- Records from a dataset -
╭──

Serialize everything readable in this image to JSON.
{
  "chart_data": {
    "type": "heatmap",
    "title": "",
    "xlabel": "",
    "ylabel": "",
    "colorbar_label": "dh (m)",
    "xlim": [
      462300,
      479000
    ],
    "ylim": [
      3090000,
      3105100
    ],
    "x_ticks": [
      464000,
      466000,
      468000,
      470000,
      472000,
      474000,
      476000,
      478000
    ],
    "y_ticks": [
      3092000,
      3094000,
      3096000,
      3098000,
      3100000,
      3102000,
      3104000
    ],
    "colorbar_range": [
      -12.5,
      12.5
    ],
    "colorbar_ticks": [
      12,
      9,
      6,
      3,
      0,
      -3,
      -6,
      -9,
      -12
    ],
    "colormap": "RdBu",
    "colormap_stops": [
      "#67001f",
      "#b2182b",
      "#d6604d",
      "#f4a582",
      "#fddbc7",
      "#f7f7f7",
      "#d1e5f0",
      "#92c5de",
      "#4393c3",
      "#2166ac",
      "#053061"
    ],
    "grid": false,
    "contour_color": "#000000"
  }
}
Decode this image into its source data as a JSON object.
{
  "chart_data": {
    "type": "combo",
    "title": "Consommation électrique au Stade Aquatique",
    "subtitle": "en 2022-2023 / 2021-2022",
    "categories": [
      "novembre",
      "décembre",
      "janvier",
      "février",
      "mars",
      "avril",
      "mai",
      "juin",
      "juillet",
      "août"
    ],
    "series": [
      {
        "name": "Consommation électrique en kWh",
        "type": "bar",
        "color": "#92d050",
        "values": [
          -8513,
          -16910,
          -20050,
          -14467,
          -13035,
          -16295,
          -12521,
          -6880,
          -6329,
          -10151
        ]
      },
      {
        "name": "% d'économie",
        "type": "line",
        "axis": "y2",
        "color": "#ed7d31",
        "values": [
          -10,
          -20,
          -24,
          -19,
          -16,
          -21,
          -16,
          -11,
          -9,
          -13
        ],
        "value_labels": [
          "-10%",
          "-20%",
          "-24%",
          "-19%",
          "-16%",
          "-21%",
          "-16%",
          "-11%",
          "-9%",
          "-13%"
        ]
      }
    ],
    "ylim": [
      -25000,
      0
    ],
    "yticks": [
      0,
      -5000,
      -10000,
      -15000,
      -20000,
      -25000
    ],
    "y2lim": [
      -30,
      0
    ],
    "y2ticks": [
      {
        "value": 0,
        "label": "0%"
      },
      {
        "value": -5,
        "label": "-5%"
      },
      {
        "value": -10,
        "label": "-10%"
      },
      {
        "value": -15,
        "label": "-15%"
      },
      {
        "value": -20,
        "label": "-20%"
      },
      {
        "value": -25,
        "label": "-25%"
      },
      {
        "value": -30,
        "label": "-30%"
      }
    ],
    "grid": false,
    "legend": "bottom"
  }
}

╰──

Identify every line above with the string "JSON" in it. Copy those lines.

Serialize everything readable in this image to JSON.
Decode this image into its source data as a JSON object.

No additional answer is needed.